** Start Extracted information **

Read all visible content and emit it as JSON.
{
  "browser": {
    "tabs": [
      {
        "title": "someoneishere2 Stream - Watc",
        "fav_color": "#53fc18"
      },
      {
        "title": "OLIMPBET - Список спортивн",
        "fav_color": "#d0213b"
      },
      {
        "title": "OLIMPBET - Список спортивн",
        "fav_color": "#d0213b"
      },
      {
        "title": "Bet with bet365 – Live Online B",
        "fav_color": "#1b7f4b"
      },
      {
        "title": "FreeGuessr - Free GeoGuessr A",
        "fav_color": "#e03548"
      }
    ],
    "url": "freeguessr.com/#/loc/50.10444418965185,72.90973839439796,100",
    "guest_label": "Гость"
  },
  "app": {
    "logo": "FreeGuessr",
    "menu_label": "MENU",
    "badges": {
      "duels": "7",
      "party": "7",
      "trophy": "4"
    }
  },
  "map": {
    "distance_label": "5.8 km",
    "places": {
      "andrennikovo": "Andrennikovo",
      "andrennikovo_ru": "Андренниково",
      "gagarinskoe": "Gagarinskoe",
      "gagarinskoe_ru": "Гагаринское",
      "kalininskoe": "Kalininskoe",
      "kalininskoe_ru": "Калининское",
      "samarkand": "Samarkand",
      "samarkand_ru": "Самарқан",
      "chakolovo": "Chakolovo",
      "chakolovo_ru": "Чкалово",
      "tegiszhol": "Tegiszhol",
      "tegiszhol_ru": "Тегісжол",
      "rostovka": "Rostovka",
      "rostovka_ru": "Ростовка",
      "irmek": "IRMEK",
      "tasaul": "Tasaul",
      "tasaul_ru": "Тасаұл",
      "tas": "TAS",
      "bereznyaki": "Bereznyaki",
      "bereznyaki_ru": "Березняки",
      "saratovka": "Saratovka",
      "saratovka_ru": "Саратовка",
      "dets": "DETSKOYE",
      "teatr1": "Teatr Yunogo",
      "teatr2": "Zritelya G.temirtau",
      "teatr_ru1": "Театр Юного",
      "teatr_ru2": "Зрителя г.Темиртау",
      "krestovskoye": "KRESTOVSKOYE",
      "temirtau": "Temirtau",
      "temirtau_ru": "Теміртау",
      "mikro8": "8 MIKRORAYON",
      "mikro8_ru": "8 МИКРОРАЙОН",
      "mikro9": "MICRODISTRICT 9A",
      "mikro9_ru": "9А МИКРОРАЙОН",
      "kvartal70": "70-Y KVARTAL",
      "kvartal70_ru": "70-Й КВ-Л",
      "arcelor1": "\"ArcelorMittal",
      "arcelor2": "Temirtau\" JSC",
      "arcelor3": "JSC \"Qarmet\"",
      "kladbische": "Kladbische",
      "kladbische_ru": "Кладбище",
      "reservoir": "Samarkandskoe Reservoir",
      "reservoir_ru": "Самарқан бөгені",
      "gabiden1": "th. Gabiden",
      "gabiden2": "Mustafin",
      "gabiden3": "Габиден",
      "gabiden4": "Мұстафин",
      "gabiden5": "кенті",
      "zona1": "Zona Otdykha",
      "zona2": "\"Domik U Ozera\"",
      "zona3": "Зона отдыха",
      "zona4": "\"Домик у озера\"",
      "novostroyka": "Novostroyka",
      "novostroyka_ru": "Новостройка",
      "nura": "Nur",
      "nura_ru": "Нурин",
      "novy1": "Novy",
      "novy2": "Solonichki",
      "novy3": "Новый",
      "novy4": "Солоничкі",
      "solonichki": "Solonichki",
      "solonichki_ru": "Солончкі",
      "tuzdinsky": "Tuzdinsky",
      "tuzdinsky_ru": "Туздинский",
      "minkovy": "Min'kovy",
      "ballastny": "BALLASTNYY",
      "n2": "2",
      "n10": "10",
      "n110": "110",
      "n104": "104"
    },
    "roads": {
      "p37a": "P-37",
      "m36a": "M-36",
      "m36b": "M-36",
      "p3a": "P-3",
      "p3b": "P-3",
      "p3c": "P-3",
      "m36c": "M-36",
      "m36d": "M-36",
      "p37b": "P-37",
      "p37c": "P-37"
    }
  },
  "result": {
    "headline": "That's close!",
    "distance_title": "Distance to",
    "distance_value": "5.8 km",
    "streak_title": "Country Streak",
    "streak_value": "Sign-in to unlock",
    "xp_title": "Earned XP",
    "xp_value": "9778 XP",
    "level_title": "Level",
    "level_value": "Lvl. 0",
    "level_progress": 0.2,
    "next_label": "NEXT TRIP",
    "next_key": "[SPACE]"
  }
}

** End Extracted information **
** Start Extracted information **

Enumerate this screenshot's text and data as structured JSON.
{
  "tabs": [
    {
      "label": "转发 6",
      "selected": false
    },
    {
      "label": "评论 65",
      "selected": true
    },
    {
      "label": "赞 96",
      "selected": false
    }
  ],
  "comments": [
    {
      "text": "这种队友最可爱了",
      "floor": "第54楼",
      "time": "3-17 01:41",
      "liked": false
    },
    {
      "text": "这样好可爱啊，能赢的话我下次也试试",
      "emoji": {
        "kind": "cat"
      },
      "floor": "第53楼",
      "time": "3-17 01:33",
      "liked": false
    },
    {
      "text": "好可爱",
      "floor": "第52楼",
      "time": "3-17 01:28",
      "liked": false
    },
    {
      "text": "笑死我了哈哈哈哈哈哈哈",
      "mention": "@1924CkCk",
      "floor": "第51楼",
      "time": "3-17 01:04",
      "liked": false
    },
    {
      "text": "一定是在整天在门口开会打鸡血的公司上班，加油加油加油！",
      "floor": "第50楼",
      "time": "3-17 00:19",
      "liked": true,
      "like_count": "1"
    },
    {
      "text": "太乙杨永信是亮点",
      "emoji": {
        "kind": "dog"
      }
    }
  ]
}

** End Extracted information **
** Start Extracted information **

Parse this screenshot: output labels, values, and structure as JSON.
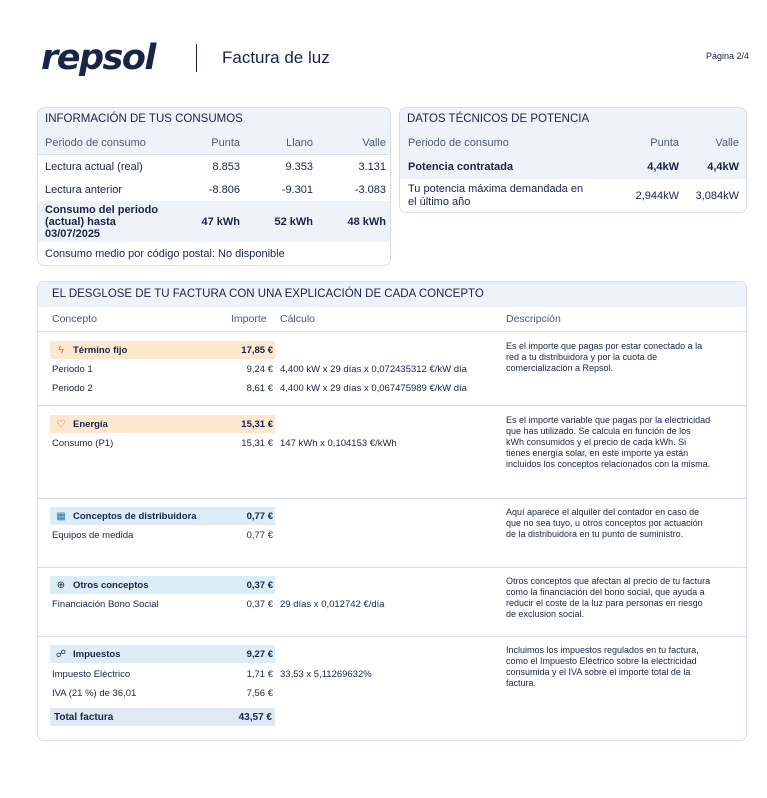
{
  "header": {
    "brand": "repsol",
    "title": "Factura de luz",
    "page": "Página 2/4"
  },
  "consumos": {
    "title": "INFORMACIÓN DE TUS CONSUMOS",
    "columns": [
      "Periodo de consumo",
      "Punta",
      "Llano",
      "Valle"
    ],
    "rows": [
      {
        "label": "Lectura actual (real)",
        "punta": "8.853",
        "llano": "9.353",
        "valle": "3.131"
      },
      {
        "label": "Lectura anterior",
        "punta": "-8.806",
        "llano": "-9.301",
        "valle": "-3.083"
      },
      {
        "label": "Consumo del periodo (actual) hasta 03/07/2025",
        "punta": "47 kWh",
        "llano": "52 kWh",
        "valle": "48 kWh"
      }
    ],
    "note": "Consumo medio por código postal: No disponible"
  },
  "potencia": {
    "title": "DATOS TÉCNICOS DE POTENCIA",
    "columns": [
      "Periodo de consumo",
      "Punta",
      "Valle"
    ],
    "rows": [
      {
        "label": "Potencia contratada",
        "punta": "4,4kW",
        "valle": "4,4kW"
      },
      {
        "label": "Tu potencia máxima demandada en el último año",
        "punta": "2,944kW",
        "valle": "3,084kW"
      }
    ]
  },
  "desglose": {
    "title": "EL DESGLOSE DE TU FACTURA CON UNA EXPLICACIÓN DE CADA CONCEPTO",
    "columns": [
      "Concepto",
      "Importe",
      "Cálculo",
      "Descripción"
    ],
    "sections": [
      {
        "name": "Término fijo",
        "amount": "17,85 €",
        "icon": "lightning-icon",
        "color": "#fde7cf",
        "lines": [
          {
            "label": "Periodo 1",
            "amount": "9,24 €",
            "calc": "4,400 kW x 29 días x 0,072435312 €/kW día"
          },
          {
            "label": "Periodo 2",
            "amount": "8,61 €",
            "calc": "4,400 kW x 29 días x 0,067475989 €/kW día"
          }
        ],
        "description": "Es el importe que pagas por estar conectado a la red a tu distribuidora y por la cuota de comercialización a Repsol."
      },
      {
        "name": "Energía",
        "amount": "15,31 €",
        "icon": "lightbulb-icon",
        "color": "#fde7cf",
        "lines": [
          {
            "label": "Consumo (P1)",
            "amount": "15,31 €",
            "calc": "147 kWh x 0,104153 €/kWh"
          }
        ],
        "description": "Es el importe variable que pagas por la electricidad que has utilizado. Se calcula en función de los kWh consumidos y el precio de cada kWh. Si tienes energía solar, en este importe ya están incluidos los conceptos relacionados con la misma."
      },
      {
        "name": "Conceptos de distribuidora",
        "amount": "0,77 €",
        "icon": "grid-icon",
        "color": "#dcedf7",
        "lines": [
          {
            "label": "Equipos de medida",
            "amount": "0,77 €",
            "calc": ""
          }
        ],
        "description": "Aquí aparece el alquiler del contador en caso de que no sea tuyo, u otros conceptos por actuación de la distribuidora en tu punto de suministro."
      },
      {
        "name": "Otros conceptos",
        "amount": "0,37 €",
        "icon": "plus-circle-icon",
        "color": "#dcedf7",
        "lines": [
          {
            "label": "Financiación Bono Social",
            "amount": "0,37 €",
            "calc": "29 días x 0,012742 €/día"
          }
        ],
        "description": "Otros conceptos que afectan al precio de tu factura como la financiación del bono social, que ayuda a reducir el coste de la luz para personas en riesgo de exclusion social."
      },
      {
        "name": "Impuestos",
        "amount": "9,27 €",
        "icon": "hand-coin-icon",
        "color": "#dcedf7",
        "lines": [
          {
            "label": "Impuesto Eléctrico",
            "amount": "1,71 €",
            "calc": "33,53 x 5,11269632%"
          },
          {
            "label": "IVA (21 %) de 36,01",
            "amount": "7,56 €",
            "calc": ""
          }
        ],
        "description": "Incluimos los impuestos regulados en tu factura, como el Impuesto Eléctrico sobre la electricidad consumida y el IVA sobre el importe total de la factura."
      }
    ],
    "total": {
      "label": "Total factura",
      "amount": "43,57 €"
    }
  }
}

** End Extracted information **

Find the lines above that contain the word "actual" and collect them.

Complete answer:
        "label": "Lectura actual (real)",
        "label": "Consumo del periodo (actual) hasta 03/07/2025",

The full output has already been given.